■ **Work to do**:
For this exercise, repeat all of the material verbatim apart from its images.

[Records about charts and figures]
▬▬▬▬▬▬
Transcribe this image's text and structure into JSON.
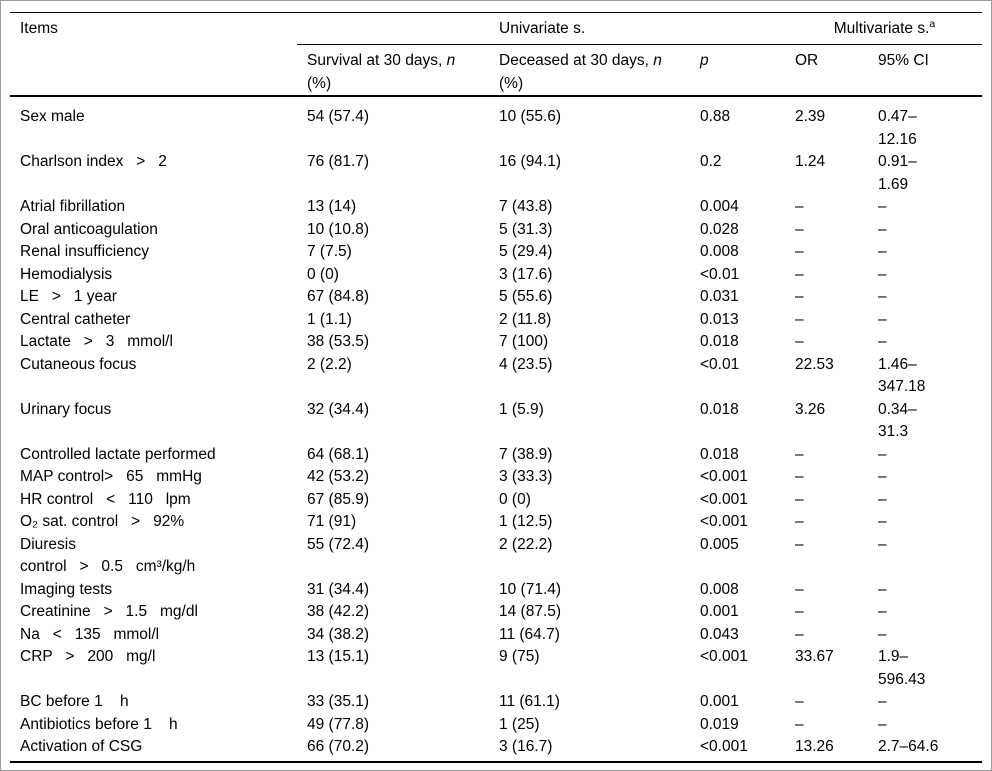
{
  "colors": {
    "background": "#ffffff",
    "text": "#000000",
    "rule": "#000000",
    "frame": "#9e9e9e"
  },
  "table": {
    "header": {
      "items": "Items",
      "group_univariate": "Univariate s.",
      "group_multivariate": {
        "text": "Multivariate s.",
        "sup": "a"
      },
      "col_survival": {
        "pre": "Survival at 30 days, ",
        "it": "n",
        "wrap": "(%)"
      },
      "col_deceased": {
        "pre": "Deceased at 30 days, ",
        "it": "n",
        "wrap": "(%)"
      },
      "col_p": {
        "it": "p"
      },
      "col_or": "OR",
      "col_ci": "95% CI"
    },
    "rows": [
      {
        "item": "Sex male",
        "survival": "54 (57.4)",
        "deceased": "10 (55.6)",
        "p": "0.88",
        "or": "2.39",
        "ci": [
          "0.47–",
          "12.16"
        ]
      },
      {
        "item": "Charlson index   >   2",
        "survival": "76 (81.7)",
        "deceased": "16 (94.1)",
        "p": "0.2",
        "or": "1.24",
        "ci": [
          "0.91–",
          "1.69"
        ]
      },
      {
        "item": "Atrial fibrillation",
        "survival": "13 (14)",
        "deceased": "7 (43.8)",
        "p": "0.004",
        "or": "–",
        "ci": "–"
      },
      {
        "item": "Oral anticoagulation",
        "survival": "10 (10.8)",
        "deceased": "5 (31.3)",
        "p": "0.028",
        "or": "–",
        "ci": "–"
      },
      {
        "item": "Renal insufficiency",
        "survival": "7 (7.5)",
        "deceased": "5 (29.4)",
        "p": "0.008",
        "or": "–",
        "ci": "–"
      },
      {
        "item": "Hemodialysis",
        "survival": "0 (0)",
        "deceased": "3 (17.6)",
        "p": "<0.01",
        "or": "–",
        "ci": "–"
      },
      {
        "item": "LE   >   1 year",
        "survival": "67 (84.8)",
        "deceased": "5 (55.6)",
        "p": "0.031",
        "or": "–",
        "ci": "–"
      },
      {
        "item": "Central catheter",
        "survival": "1 (1.1)",
        "deceased": "2 (11.8)",
        "p": "0.013",
        "or": "–",
        "ci": "–"
      },
      {
        "item": "Lactate   >   3   mmol/l",
        "survival": "38 (53.5)",
        "deceased": "7 (100)",
        "p": "0.018",
        "or": "–",
        "ci": "–"
      },
      {
        "item": "Cutaneous focus",
        "survival": "2 (2.2)",
        "deceased": "4 (23.5)",
        "p": "<0.01",
        "or": "22.53",
        "ci": [
          "1.46–",
          "347.18"
        ]
      },
      {
        "item": "Urinary focus",
        "survival": "32 (34.4)",
        "deceased": "1 (5.9)",
        "p": "0.018",
        "or": "3.26",
        "ci": [
          "0.34–",
          "31.3"
        ]
      },
      {
        "item": "Controlled lactate performed",
        "survival": "64 (68.1)",
        "deceased": "7 (38.9)",
        "p": "0.018",
        "or": "–",
        "ci": "–"
      },
      {
        "item": "MAP control>   65   mmHg",
        "survival": "42 (53.2)",
        "deceased": "3 (33.3)",
        "p": "<0.001",
        "or": "–",
        "ci": "–"
      },
      {
        "item": "HR control   <   110   lpm",
        "survival": "67 (85.9)",
        "deceased": "0 (0)",
        "p": "<0.001",
        "or": "–",
        "ci": "–"
      },
      {
        "item": "O₂ sat. control   >   92%",
        "survival": "71 (91)",
        "deceased": "1 (12.5)",
        "p": "<0.001",
        "or": "–",
        "ci": "–"
      },
      {
        "item": [
          "Diuresis",
          "control   >   0.5   cm³/kg/h"
        ],
        "survival": "55 (72.4)",
        "deceased": "2 (22.2)",
        "p": "0.005",
        "or": "–",
        "ci": "–"
      },
      {
        "item": "Imaging tests",
        "survival": "31 (34.4)",
        "deceased": "10 (71.4)",
        "p": "0.008",
        "or": "–",
        "ci": "–"
      },
      {
        "item": "Creatinine   >   1.5   mg/dl",
        "survival": "38 (42.2)",
        "deceased": "14 (87.5)",
        "p": "0.001",
        "or": "–",
        "ci": "–"
      },
      {
        "item": "Na   <   135   mmol/l",
        "survival": "34 (38.2)",
        "deceased": "11 (64.7)",
        "p": "0.043",
        "or": "–",
        "ci": "–"
      },
      {
        "item": "CRP   >   200   mg/l",
        "survival": "13 (15.1)",
        "deceased": "9 (75)",
        "p": "<0.001",
        "or": "33.67",
        "ci": [
          "1.9–",
          "596.43"
        ]
      },
      {
        "item": "BC before 1    h",
        "survival": "33 (35.1)",
        "deceased": "11 (61.1)",
        "p": "0.001",
        "or": "–",
        "ci": "–"
      },
      {
        "item": "Antibiotics before 1    h",
        "survival": "49 (77.8)",
        "deceased": "1 (25)",
        "p": "0.019",
        "or": "–",
        "ci": "–"
      },
      {
        "item": "Activation of CSG",
        "survival": "66 (70.2)",
        "deceased": "3 (16.7)",
        "p": "<0.001",
        "or": "13.26",
        "ci": "2.7–64.6"
      }
    ]
  }
}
▬▬▬▬▬▬
■ **Written response**:
Transcribe this image's text and structure into JSON.
{
  "colors": {
    "background": "#ffffff",
    "text": "#000000",
    "rule": "#000000",
    "frame": "#9e9e9e"
  },
  "table": {
    "header": {
      "items": "Items",
      "group_univariate": "Univariate s.",
      "group_multivariate": {
        "text": "Multivariate s.",
        "sup": "a"
      },
      "col_survival": {
        "pre": "Survival at 30 days, ",
        "it": "n",
        "wrap": "(%)"
      },
      "col_deceased": {
        "pre": "Deceased at 30 days, ",
        "it": "n",
        "wrap": "(%)"
      },
      "col_p": {
        "it": "p"
      },
      "col_or": "OR",
      "col_ci": "95% CI"
    },
    "rows": [
      {
        "item": "Sex male",
        "survival": "54 (57.4)",
        "deceased": "10 (55.6)",
        "p": "0.88",
        "or": "2.39",
        "ci": [
          "0.47–",
          "12.16"
        ]
      },
      {
        "item": "Charlson index   >   2",
        "survival": "76 (81.7)",
        "deceased": "16 (94.1)",
        "p": "0.2",
        "or": "1.24",
        "ci": [
          "0.91–",
          "1.69"
        ]
      },
      {
        "item": "Atrial fibrillation",
        "survival": "13 (14)",
        "deceased": "7 (43.8)",
        "p": "0.004",
        "or": "–",
        "ci": "–"
      },
      {
        "item": "Oral anticoagulation",
        "survival": "10 (10.8)",
        "deceased": "5 (31.3)",
        "p": "0.028",
        "or": "–",
        "ci": "–"
      },
      {
        "item": "Renal insufficiency",
        "survival": "7 (7.5)",
        "deceased": "5 (29.4)",
        "p": "0.008",
        "or": "–",
        "ci": "–"
      },
      {
        "item": "Hemodialysis",
        "survival": "0 (0)",
        "deceased": "3 (17.6)",
        "p": "<0.01",
        "or": "–",
        "ci": "–"
      },
      {
        "item": "LE   >   1 year",
        "survival": "67 (84.8)",
        "deceased": "5 (55.6)",
        "p": "0.031",
        "or": "–",
        "ci": "–"
      },
      {
        "item": "Central catheter",
        "survival": "1 (1.1)",
        "deceased": "2 (11.8)",
        "p": "0.013",
        "or": "–",
        "ci": "–"
      },
      {
        "item": "Lactate   >   3   mmol/l",
        "survival": "38 (53.5)",
        "deceased": "7 (100)",
        "p": "0.018",
        "or": "–",
        "ci": "–"
      },
      {
        "item": "Cutaneous focus",
        "survival": "2 (2.2)",
        "deceased": "4 (23.5)",
        "p": "<0.01",
        "or": "22.53",
        "ci": [
          "1.46–",
          "347.18"
        ]
      },
      {
        "item": "Urinary focus",
        "survival": "32 (34.4)",
        "deceased": "1 (5.9)",
        "p": "0.018",
        "or": "3.26",
        "ci": [
          "0.34–",
          "31.3"
        ]
      },
      {
        "item": "Controlled lactate performed",
        "survival": "64 (68.1)",
        "deceased": "7 (38.9)",
        "p": "0.018",
        "or": "–",
        "ci": "–"
      },
      {
        "item": "MAP control>   65   mmHg",
        "survival": "42 (53.2)",
        "deceased": "3 (33.3)",
        "p": "<0.001",
        "or": "–",
        "ci": "–"
      },
      {
        "item": "HR control   <   110   lpm",
        "survival": "67 (85.9)",
        "deceased": "0 (0)",
        "p": "<0.001",
        "or": "–",
        "ci": "–"
      },
      {
        "item": "O₂ sat. control   >   92%",
        "survival": "71 (91)",
        "deceased": "1 (12.5)",
        "p": "<0.001",
        "or": "–",
        "ci": "–"
      },
      {
        "item": [
          "Diuresis",
          "control   >   0.5   cm³/kg/h"
        ],
        "survival": "55 (72.4)",
        "deceased": "2 (22.2)",
        "p": "0.005",
        "or": "–",
        "ci": "–"
      },
      {
        "item": "Imaging tests",
        "survival": "31 (34.4)",
        "deceased": "10 (71.4)",
        "p": "0.008",
        "or": "–",
        "ci": "–"
      },
      {
        "item": "Creatinine   >   1.5   mg/dl",
        "survival": "38 (42.2)",
        "deceased": "14 (87.5)",
        "p": "0.001",
        "or": "–",
        "ci": "–"
      },
      {
        "item": "Na   <   135   mmol/l",
        "survival": "34 (38.2)",
        "deceased": "11 (64.7)",
        "p": "0.043",
        "or": "–",
        "ci": "–"
      },
      {
        "item": "CRP   >   200   mg/l",
        "survival": "13 (15.1)",
        "deceased": "9 (75)",
        "p": "<0.001",
        "or": "33.67",
        "ci": [
          "1.9–",
          "596.43"
        ]
      },
      {
        "item": "BC before 1    h",
        "survival": "33 (35.1)",
        "deceased": "11 (61.1)",
        "p": "0.001",
        "or": "–",
        "ci": "–"
      },
      {
        "item": "Antibiotics before 1    h",
        "survival": "49 (77.8)",
        "deceased": "1 (25)",
        "p": "0.019",
        "or": "–",
        "ci": "–"
      },
      {
        "item": "Activation of CSG",
        "survival": "66 (70.2)",
        "deceased": "3 (16.7)",
        "p": "<0.001",
        "or": "13.26",
        "ci": "2.7–64.6"
      }
    ]
  }
}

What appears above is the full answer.